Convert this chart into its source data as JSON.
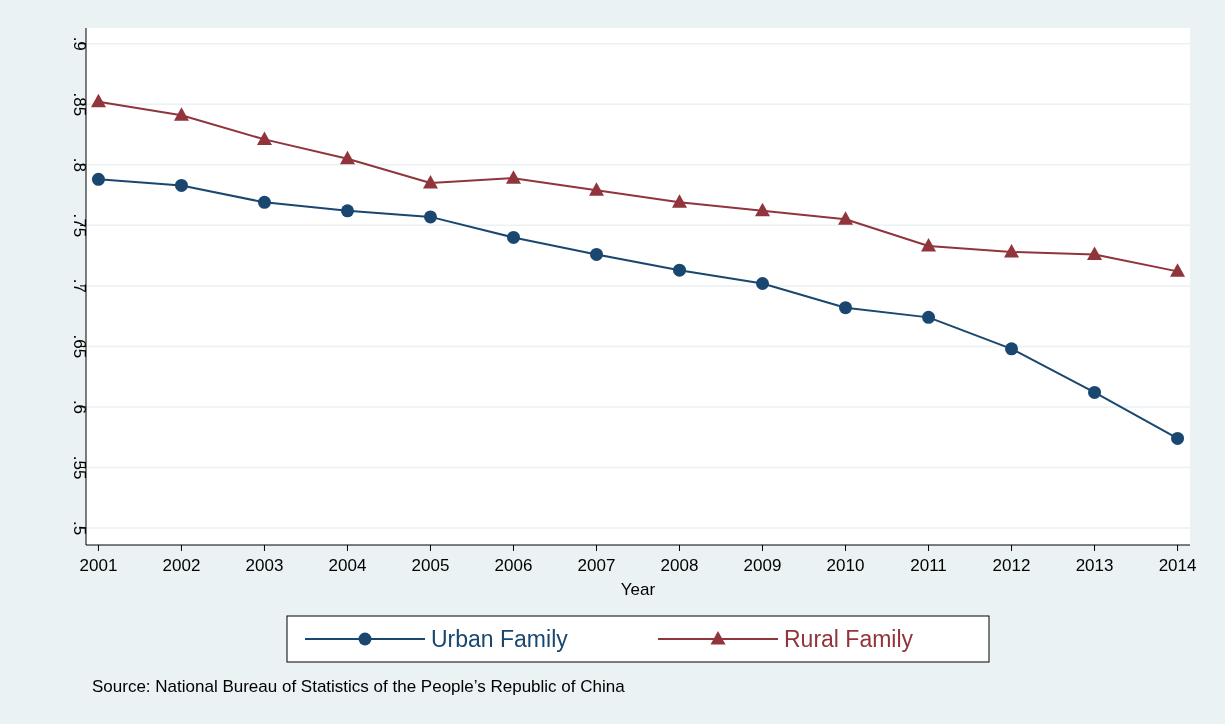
{
  "chart_data": {
    "type": "line",
    "xlabel": "Year",
    "x": [
      2001,
      2002,
      2003,
      2004,
      2005,
      2006,
      2007,
      2008,
      2009,
      2010,
      2011,
      2012,
      2013,
      2014
    ],
    "series": [
      {
        "name": "Urban Family",
        "color": "#1a476f",
        "marker": "circle",
        "values": [
          0.788,
          0.783,
          0.769,
          0.762,
          0.757,
          0.74,
          0.726,
          0.713,
          0.702,
          0.682,
          0.674,
          0.648,
          0.612,
          0.574
        ]
      },
      {
        "name": "Rural Family",
        "color": "#90353b",
        "marker": "triangle",
        "values": [
          0.852,
          0.841,
          0.821,
          0.805,
          0.785,
          0.789,
          0.779,
          0.769,
          0.762,
          0.755,
          0.733,
          0.728,
          0.726,
          0.712
        ]
      }
    ],
    "xlim": [
      2000.85,
      2014.15
    ],
    "xticks": [
      2001,
      2002,
      2003,
      2004,
      2005,
      2006,
      2007,
      2008,
      2009,
      2010,
      2011,
      2012,
      2013,
      2014
    ],
    "ylim": [
      0.486,
      0.913
    ],
    "yticks": [
      {
        "value": 0.5,
        "label": ".5"
      },
      {
        "value": 0.55,
        "label": ".55"
      },
      {
        "value": 0.6,
        "label": ".6"
      },
      {
        "value": 0.65,
        "label": ".65"
      },
      {
        "value": 0.7,
        "label": ".7"
      },
      {
        "value": 0.75,
        "label": ".75"
      },
      {
        "value": 0.8,
        "label": ".8"
      },
      {
        "value": 0.85,
        "label": ".85"
      },
      {
        "value": 0.9,
        "label": ".9"
      }
    ],
    "grid": "y",
    "legend": "bottom",
    "line_style": "solid",
    "annotations": [
      "Source: National Bureau of Statistics of the People’s Republic of China"
    ]
  }
}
※ ※ ※
Exercise aim =
Locate the string "Family" in the listing above and copy every line where it occurs.

Completed exercise =
        "name": "Urban Family",
        "name": "Rural Family",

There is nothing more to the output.